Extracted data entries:
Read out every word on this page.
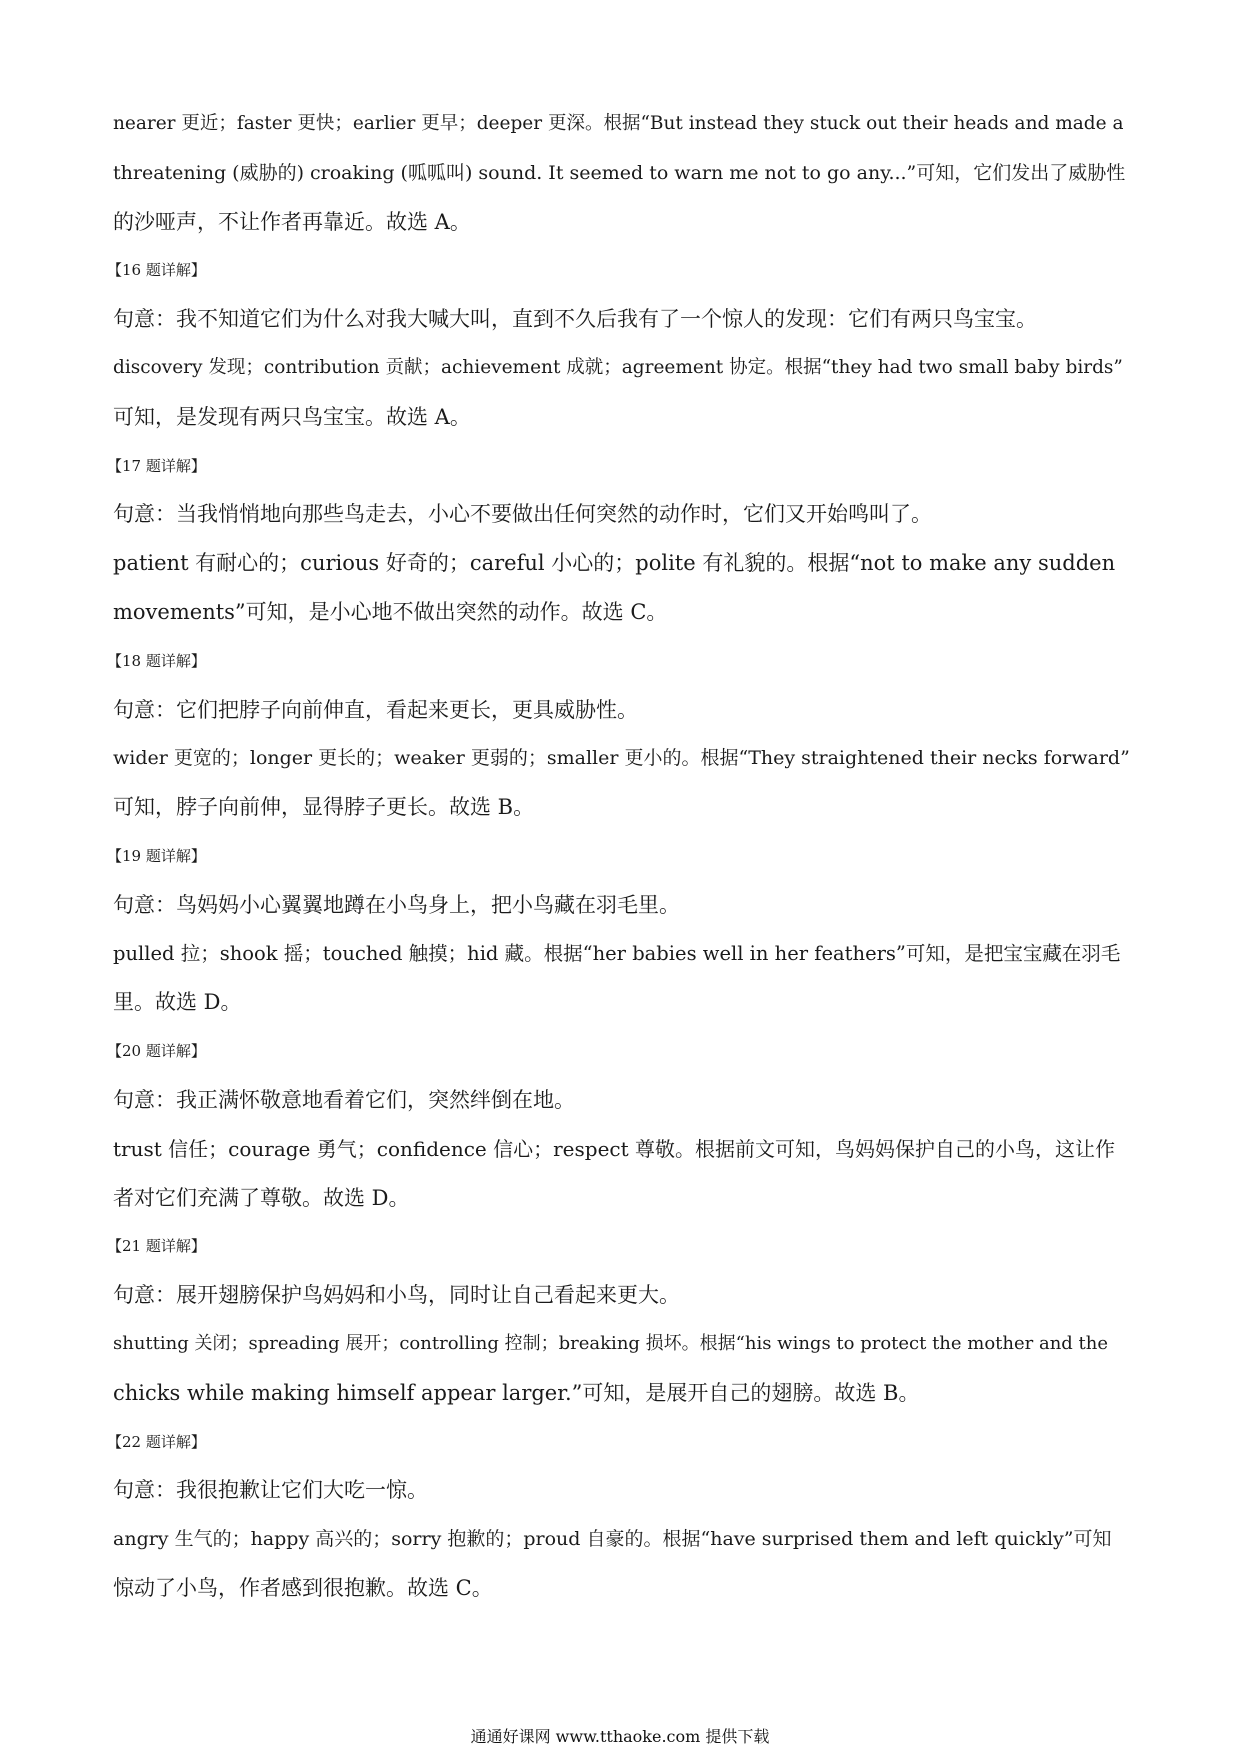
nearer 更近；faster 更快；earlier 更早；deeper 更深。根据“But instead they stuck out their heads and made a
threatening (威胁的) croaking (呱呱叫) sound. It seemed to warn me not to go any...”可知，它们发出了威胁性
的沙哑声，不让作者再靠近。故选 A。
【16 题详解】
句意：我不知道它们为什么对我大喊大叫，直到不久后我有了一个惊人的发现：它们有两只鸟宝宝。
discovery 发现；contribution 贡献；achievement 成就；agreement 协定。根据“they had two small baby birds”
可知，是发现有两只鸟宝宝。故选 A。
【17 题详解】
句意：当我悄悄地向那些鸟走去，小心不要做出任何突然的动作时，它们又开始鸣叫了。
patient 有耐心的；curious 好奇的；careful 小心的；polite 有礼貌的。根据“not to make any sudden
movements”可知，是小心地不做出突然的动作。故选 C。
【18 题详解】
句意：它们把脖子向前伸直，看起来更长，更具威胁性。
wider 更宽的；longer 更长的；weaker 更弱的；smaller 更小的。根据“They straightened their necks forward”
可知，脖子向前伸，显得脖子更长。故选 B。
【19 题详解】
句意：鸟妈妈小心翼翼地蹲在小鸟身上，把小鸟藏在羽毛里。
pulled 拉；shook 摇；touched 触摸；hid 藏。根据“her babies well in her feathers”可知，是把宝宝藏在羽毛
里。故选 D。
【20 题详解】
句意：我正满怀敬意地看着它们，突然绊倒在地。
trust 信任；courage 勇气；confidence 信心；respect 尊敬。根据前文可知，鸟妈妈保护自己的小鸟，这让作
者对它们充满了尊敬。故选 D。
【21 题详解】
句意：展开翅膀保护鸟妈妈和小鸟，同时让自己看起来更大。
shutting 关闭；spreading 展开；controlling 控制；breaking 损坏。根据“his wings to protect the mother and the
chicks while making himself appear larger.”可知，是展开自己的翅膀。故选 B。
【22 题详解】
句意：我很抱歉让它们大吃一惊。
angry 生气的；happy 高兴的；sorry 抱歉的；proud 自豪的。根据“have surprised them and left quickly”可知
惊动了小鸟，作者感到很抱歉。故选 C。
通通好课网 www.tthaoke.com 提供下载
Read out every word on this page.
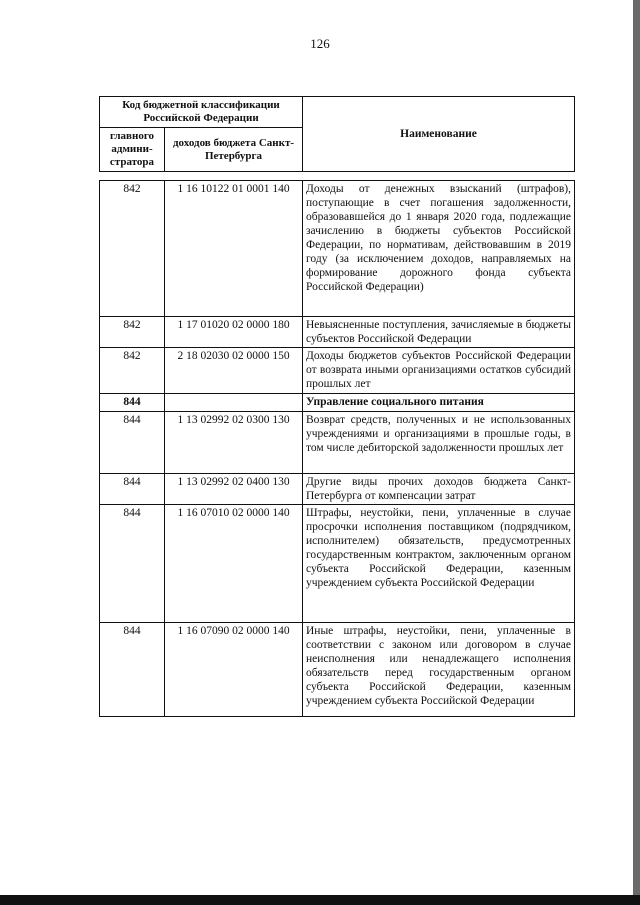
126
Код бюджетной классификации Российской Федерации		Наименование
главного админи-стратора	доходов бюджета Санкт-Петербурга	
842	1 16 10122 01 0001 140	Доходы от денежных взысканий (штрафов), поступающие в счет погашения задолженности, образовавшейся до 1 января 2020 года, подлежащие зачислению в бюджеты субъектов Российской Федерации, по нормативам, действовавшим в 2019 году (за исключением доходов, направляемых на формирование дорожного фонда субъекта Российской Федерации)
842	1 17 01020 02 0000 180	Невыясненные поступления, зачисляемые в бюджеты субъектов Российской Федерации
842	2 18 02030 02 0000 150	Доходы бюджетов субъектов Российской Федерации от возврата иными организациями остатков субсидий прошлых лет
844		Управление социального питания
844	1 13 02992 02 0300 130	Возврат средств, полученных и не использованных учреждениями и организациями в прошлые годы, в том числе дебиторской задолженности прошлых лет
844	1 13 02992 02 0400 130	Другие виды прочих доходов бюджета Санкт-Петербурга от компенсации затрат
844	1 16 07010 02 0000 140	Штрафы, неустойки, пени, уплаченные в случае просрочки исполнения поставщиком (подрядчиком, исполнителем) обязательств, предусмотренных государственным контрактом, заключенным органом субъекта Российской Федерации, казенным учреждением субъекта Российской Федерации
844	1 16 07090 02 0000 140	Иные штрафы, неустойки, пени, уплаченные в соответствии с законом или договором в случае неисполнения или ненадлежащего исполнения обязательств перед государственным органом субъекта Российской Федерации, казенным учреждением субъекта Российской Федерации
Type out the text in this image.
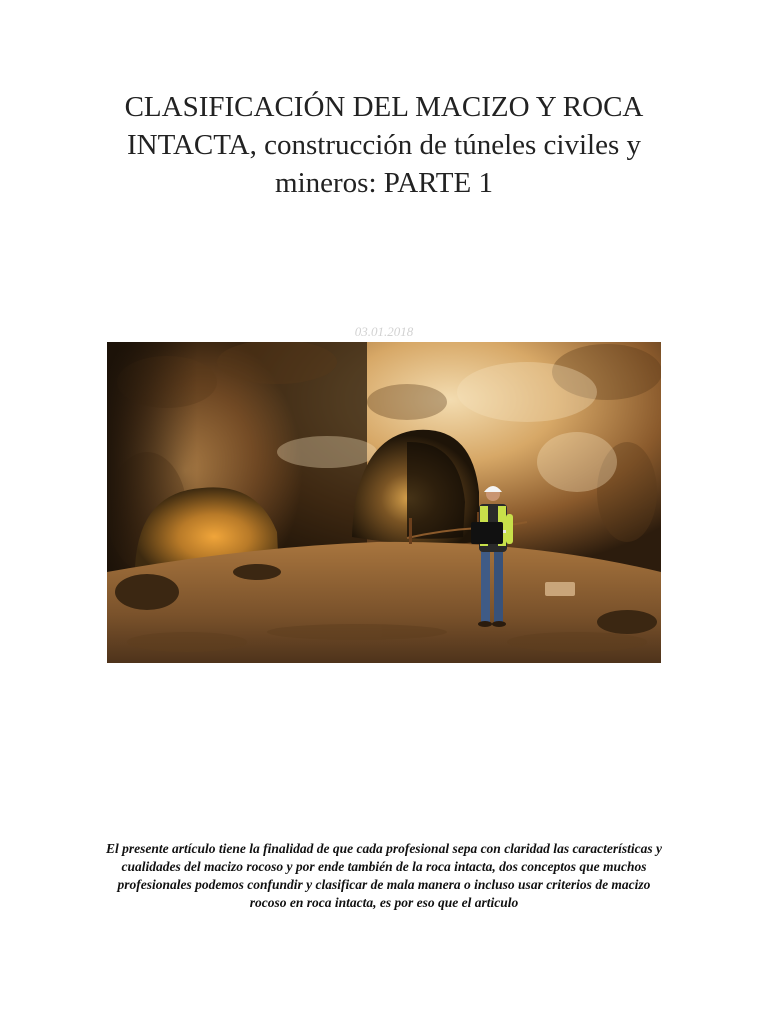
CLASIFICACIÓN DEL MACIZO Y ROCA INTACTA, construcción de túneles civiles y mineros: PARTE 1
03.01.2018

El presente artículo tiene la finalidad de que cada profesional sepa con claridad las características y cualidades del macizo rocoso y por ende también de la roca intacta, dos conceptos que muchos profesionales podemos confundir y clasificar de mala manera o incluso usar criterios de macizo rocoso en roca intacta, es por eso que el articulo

_Aim of the task_.
Leave out the pictures and give the rest of the records again exactly.

_Finished task_.
Read out every word on this page.
nearer 更近；faster 更快；earlier 更早；deeper 更深。根据“But instead they stuck out their heads and made a
threatening (威胁的) croaking (呱呱叫) sound. It seemed to warn me not to go any...”可知，它们发出了威胁性
的沙哑声，不让作者再靠近。故选 A。
【16 题详解】
句意：我不知道它们为什么对我大喊大叫，直到不久后我有了一个惊人的发现：它们有两只鸟宝宝。
discovery 发现；contribution 贡献；achievement 成就；agreement 协定。根据“they had two small baby birds”
可知，是发现有两只鸟宝宝。故选 A。
【17 题详解】
句意：当我悄悄地向那些鸟走去，小心不要做出任何突然的动作时，它们又开始鸣叫了。
patient 有耐心的；curious 好奇的；careful 小心的；polite 有礼貌的。根据“not to make any sudden
movements”可知，是小心地不做出突然的动作。故选 C。
【18 题详解】
句意：它们把脖子向前伸直，看起来更长，更具威胁性。
wider 更宽的；longer 更长的；weaker 更弱的；smaller 更小的。根据“They straightened their necks forward”
可知，脖子向前伸，显得脖子更长。故选 B。
【19 题详解】
句意：鸟妈妈小心翼翼地蹲在小鸟身上，把小鸟藏在羽毛里。
pulled 拉；shook 摇；touched 触摸；hid 藏。根据“her babies well in her feathers”可知，是把宝宝藏在羽毛
里。故选 D。
【20 题详解】
句意：我正满怀敬意地看着它们，突然绊倒在地。
trust 信任；courage 勇气；confidence 信心；respect 尊敬。根据前文可知，鸟妈妈保护自己的小鸟，这让作
者对它们充满了尊敬。故选 D。
【21 题详解】
句意：展开翅膀保护鸟妈妈和小鸟，同时让自己看起来更大。
shutting 关闭；spreading 展开；controlling 控制；breaking 损坏。根据“his wings to protect the mother and the
chicks while making himself appear larger.”可知，是展开自己的翅膀。故选 B。
【22 题详解】
句意：我很抱歉让它们大吃一惊。
angry 生气的；happy 高兴的；sorry 抱歉的；proud 自豪的。根据“have surprised them and left quickly”可知
惊动了小鸟，作者感到很抱歉。故选 C。
通通好课网 www.tthaoke.com 提供下载
Read out every word on this page.
126
Код бюджетной классификации Российской Федерации		Наименование
главного админи-стратора	доходов бюджета Санкт-Петербурга	
842	1 16 10122 01 0001 140	Доходы от денежных взысканий (штрафов), поступающие в счет погашения задолженности, образовавшейся до 1 января 2020 года, подлежащие зачислению в бюджеты субъектов Российской Федерации, по нормативам, действовавшим в 2019 году (за исключением доходов, направляемых на формирование дорожного фонда субъекта Российской Федерации)
842	1 17 01020 02 0000 180	Невыясненные поступления, зачисляемые в бюджеты субъектов Российской Федерации
842	2 18 02030 02 0000 150	Доходы бюджетов субъектов Российской Федерации от возврата иными организациями остатков субсидий прошлых лет
844		Управление социального питания
844	1 13 02992 02 0300 130	Возврат средств, полученных и не использованных учреждениями и организациями в прошлые годы, в том числе дебиторской задолженности прошлых лет
844	1 13 02992 02 0400 130	Другие виды прочих доходов бюджета Санкт-Петербурга от компенсации затрат
844	1 16 07010 02 0000 140	Штрафы, неустойки, пени, уплаченные в случае просрочки исполнения поставщиком (подрядчиком, исполнителем) обязательств, предусмотренных государственным контрактом, заключенным органом субъекта Российской Федерации, казенным учреждением субъекта Российской Федерации
844	1 16 07090 02 0000 140	Иные штрафы, неустойки, пени, уплаченные в соответствии с законом или договором в случае неисполнения или ненадлежащего исполнения обязательств перед государственным органом субъекта Российской Федерации, казенным учреждением субъекта Российской Федерации
Type out the text in this image.
CLASIFICACIÓN DEL MACIZO Y ROCA INTACTA, construcción de túneles civiles y mineros: PARTE 1
03.01.2018

El presente artículo tiene la finalidad de que cada profesional sepa con claridad las características y cualidades del macizo rocoso y por ende también de la roca intacta, dos conceptos que muchos profesionales podemos confundir y clasificar de mala manera o incluso usar criterios de macizo rocoso en roca intacta, es por eso que el articulo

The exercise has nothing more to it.